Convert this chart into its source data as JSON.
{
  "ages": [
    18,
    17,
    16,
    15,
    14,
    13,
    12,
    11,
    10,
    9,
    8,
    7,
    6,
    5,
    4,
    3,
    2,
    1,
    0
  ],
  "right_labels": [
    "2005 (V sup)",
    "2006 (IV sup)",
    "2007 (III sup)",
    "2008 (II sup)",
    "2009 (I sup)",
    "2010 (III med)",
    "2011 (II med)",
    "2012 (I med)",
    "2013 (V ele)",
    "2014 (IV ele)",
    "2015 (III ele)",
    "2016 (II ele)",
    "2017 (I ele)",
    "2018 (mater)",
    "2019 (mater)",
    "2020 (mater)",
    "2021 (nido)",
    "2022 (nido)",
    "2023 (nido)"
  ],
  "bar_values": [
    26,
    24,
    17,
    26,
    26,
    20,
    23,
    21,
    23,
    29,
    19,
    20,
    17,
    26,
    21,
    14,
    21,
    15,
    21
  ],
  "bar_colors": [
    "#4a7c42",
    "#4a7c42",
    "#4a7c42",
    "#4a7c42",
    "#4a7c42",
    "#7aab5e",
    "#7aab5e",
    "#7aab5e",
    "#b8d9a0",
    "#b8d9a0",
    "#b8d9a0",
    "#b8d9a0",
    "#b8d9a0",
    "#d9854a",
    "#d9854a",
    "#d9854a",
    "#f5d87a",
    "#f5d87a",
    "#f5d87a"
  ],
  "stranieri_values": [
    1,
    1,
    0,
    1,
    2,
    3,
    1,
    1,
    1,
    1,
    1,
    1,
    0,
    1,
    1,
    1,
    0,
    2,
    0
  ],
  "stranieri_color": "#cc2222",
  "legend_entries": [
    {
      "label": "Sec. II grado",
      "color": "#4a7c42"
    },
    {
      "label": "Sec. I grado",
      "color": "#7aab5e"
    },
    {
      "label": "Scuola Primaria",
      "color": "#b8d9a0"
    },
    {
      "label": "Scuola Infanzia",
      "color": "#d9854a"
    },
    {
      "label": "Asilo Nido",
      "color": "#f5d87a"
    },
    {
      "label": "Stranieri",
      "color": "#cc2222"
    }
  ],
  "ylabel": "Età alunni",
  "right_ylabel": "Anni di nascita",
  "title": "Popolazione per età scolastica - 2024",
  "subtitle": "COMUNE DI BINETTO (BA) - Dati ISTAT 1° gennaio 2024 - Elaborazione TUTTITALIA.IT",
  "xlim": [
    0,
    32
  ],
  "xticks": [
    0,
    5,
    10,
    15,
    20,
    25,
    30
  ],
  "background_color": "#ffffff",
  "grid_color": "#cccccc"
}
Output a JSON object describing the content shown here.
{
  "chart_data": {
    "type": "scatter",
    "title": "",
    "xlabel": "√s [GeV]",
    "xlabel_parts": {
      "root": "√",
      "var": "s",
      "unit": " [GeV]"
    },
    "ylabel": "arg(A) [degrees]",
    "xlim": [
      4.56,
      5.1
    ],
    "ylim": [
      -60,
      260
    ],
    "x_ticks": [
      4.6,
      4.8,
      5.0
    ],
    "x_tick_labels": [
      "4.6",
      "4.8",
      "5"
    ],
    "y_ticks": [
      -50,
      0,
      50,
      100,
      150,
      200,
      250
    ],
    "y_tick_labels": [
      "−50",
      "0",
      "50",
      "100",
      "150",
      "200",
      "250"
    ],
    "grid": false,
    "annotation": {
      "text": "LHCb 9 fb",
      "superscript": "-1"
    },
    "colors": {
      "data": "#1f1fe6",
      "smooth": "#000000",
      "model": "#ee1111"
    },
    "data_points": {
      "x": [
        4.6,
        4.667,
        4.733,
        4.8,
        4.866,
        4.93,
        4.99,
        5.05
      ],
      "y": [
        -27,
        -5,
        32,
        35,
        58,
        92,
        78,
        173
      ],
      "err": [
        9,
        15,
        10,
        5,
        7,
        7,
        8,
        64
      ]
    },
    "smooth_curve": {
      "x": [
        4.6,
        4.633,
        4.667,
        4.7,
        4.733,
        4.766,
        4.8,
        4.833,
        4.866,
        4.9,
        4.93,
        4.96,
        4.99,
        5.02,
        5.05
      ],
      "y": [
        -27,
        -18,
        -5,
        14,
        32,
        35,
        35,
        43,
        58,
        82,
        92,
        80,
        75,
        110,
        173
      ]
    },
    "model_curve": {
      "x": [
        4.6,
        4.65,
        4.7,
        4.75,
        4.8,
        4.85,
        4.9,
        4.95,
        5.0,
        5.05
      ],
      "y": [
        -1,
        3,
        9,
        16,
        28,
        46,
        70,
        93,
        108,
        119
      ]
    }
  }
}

:::::

Your instructions => Only lines with the word "Scuola" are wanted, so copy each one from the records.

The result =>
      "label": "Scuola Primaria",
      "label": "Scuola Infanzia",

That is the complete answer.